Annotated element listings:
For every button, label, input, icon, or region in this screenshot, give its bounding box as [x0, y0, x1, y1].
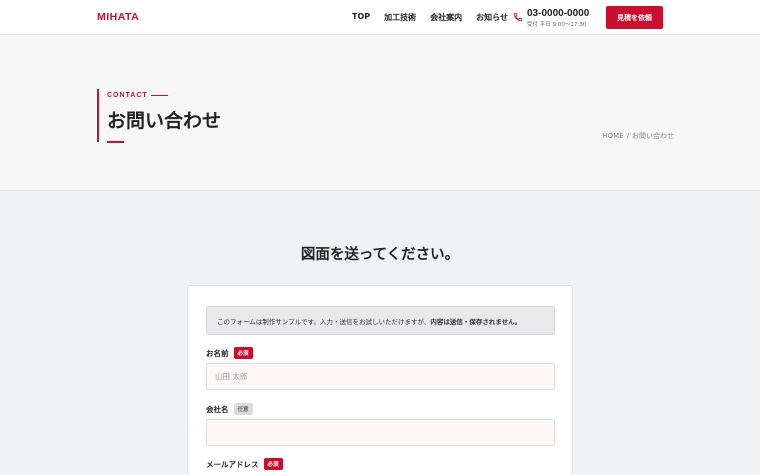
email-field-label: メールアドレス 必須	[206, 458, 283, 470]
hero-eyebrow: CONTACT	[107, 92, 148, 99]
notice-text: このフォームは制作サンプルです。入力・送信をお試しいただけますが、	[217, 317, 431, 326]
breadcrumb: HOME / お問い合わせ	[602, 131, 674, 141]
required-badge: 必須	[233, 347, 253, 359]
breadcrumb-current: お問い合わせ	[632, 132, 674, 140]
page-hero: CONTACT お問い合わせ HOME / お問い合わせ	[0, 35, 760, 191]
estimate-button[interactable]: 見積を依頼	[606, 6, 663, 29]
email-label-text: メールアドレス	[206, 459, 259, 469]
nav-item-technology[interactable]: 加工技術	[384, 12, 416, 23]
company-field-label: 会社名 任意	[206, 403, 253, 415]
page-title: お問い合わせ	[107, 110, 222, 132]
logo[interactable]: MIHATA	[97, 11, 139, 23]
hero-title-underline	[107, 141, 124, 143]
company-label-text: 会社名	[206, 404, 229, 414]
notice-strong-text: 内容は送信・保存されません。	[430, 317, 522, 326]
site-header: MIHATA TOP 加工技術 会社案内 お知らせ 03-0000-0000 受…	[0, 0, 760, 35]
phone-hours: 受付 平日 9:00〜17:30	[527, 22, 587, 28]
name-field-label: お名前 必須	[206, 347, 253, 359]
company-input[interactable]	[206, 419, 555, 446]
name-input[interactable]	[206, 363, 555, 390]
required-badge: 必須	[263, 458, 283, 470]
name-label-text: お名前	[206, 348, 229, 358]
breadcrumb-separator: /	[626, 132, 629, 140]
nav-item-company[interactable]: 会社案内	[430, 12, 462, 23]
breadcrumb-home[interactable]: HOME	[602, 132, 623, 140]
hero-accent-bar	[97, 89, 99, 142]
hero-eyebrow-line	[151, 95, 168, 96]
form-notice: このフォームは制作サンプルです。入力・送信をお試しいただけますが、 内容は送信・保…	[206, 306, 555, 335]
contact-form: このフォームは制作サンプルです。入力・送信をお試しいただけますが、 内容は送信・保…	[187, 285, 573, 475]
nav-item-news[interactable]: お知らせ	[476, 12, 508, 23]
phone-icon	[513, 12, 523, 22]
optional-badge: 任意	[233, 403, 253, 415]
main-nav: TOP 加工技術 会社案内 お知らせ	[352, 12, 508, 23]
nav-item-top[interactable]: TOP	[352, 12, 370, 23]
phone-number[interactable]: 03-0000-0000	[527, 8, 589, 19]
section-title: 図面を送ってください。	[300, 247, 460, 263]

→ Aim:
Swap every "required-badge" in the material for "mandatory-badge", and write out all of its lines with nothing else changed. Omit the pictures.

→ The reply:
For every button, label, input, icon, or region in this screenshot, give its bounding box as [x0, y0, x1, y1].
email-field-label: メールアドレス 必須	[206, 458, 283, 470]
hero-eyebrow: CONTACT	[107, 92, 148, 99]
notice-text: このフォームは制作サンプルです。入力・送信をお試しいただけますが、	[217, 317, 431, 326]
breadcrumb: HOME / お問い合わせ	[602, 131, 674, 141]
mandatory-badge: 必須	[233, 347, 253, 359]
breadcrumb-current: お問い合わせ	[632, 132, 674, 140]
page-hero: CONTACT お問い合わせ HOME / お問い合わせ	[0, 35, 760, 191]
estimate-button[interactable]: 見積を依頼	[606, 6, 663, 29]
email-label-text: メールアドレス	[206, 459, 259, 469]
nav-item-technology[interactable]: 加工技術	[384, 12, 416, 23]
company-field-label: 会社名 任意	[206, 403, 253, 415]
page-title: お問い合わせ	[107, 110, 222, 132]
logo[interactable]: MIHATA	[97, 11, 139, 23]
hero-title-underline	[107, 141, 124, 143]
company-label-text: 会社名	[206, 404, 229, 414]
notice-strong-text: 内容は送信・保存されません。	[430, 317, 522, 326]
site-header: MIHATA TOP 加工技術 会社案内 お知らせ 03-0000-0000 受…	[0, 0, 760, 35]
phone-hours: 受付 平日 9:00〜17:30	[527, 22, 587, 28]
name-field-label: お名前 必須	[206, 347, 253, 359]
company-input[interactable]	[206, 419, 555, 446]
name-input[interactable]	[206, 363, 555, 390]
mandatory-badge: 必須	[263, 458, 283, 470]
name-label-text: お名前	[206, 348, 229, 358]
breadcrumb-separator: /	[626, 132, 629, 140]
nav-item-company[interactable]: 会社案内	[430, 12, 462, 23]
breadcrumb-home[interactable]: HOME	[602, 132, 623, 140]
hero-accent-bar	[97, 89, 99, 142]
hero-eyebrow-line	[151, 95, 168, 96]
form-notice: このフォームは制作サンプルです。入力・送信をお試しいただけますが、 内容は送信・保…	[206, 306, 555, 335]
contact-form: このフォームは制作サンプルです。入力・送信をお試しいただけますが、 内容は送信・保…	[187, 285, 573, 475]
nav-item-news[interactable]: お知らせ	[476, 12, 508, 23]
phone-icon	[513, 12, 523, 22]
optional-badge: 任意	[233, 403, 253, 415]
main-nav: TOP 加工技術 会社案内 お知らせ	[352, 12, 508, 23]
nav-item-top[interactable]: TOP	[352, 12, 370, 23]
phone-number[interactable]: 03-0000-0000	[527, 8, 589, 19]
section-title: 図面を送ってください。	[300, 247, 460, 263]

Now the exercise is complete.